[Saved data entries]
>>>>

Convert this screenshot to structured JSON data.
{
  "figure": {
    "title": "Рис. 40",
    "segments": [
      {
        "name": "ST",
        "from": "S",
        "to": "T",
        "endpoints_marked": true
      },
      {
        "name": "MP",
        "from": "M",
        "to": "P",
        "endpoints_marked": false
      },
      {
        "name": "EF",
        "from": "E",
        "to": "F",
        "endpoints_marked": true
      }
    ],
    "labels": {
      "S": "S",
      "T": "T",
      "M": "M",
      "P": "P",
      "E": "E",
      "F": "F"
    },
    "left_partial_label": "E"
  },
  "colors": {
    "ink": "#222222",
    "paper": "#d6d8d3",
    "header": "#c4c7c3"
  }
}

<<<<

▸ What to work on
The listing above must be transcribed exactly, line by line.

▸ Result below
Convert this screenshot to structured JSON data.
{
  "figure": {
    "title": "Рис. 40",
    "segments": [
      {
        "name": "ST",
        "from": "S",
        "to": "T",
        "endpoints_marked": true
      },
      {
        "name": "MP",
        "from": "M",
        "to": "P",
        "endpoints_marked": false
      },
      {
        "name": "EF",
        "from": "E",
        "to": "F",
        "endpoints_marked": true
      }
    ],
    "labels": {
      "S": "S",
      "T": "T",
      "M": "M",
      "P": "P",
      "E": "E",
      "F": "F"
    },
    "left_partial_label": "E"
  },
  "colors": {
    "ink": "#222222",
    "paper": "#d6d8d3",
    "header": "#c4c7c3"
  }
}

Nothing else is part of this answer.